Give only the number of lines that include the string "ABCD".

(Data entries)

────────────────────

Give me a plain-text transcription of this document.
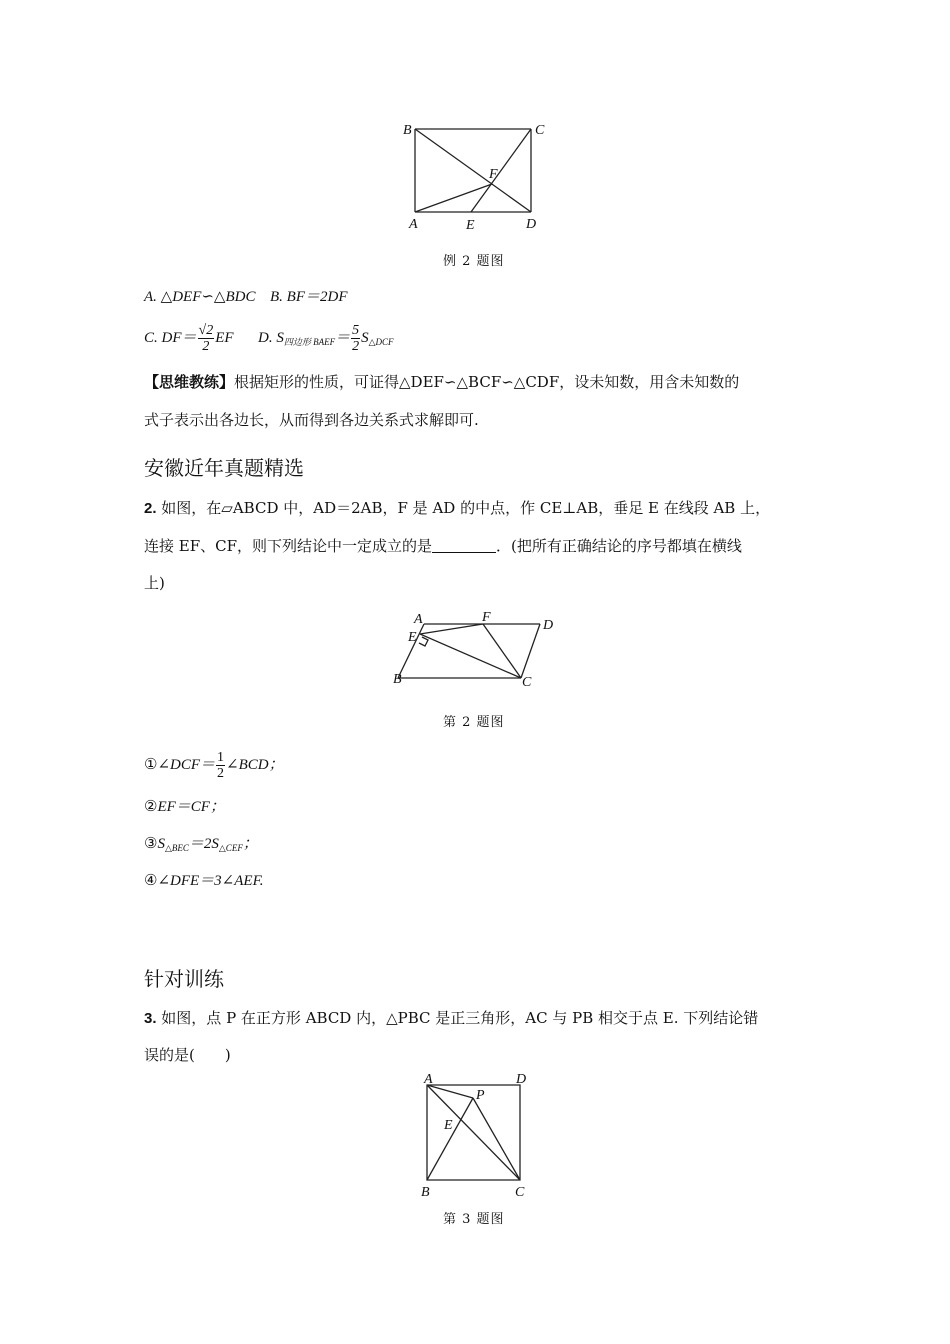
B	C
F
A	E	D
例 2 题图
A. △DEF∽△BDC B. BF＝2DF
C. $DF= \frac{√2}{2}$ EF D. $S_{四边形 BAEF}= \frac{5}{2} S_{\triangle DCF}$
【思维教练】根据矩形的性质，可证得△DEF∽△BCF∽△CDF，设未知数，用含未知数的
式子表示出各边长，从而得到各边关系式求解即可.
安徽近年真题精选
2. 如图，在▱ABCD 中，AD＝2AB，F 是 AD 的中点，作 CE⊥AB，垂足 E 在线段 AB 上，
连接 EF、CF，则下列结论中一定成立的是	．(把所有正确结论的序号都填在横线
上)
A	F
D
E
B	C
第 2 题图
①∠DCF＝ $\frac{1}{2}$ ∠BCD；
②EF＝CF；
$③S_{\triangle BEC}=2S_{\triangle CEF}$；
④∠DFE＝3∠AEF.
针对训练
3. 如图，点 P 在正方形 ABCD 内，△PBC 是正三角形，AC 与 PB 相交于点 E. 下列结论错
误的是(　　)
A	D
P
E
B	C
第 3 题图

────────────────────

▶ **Result of this exercise**:
2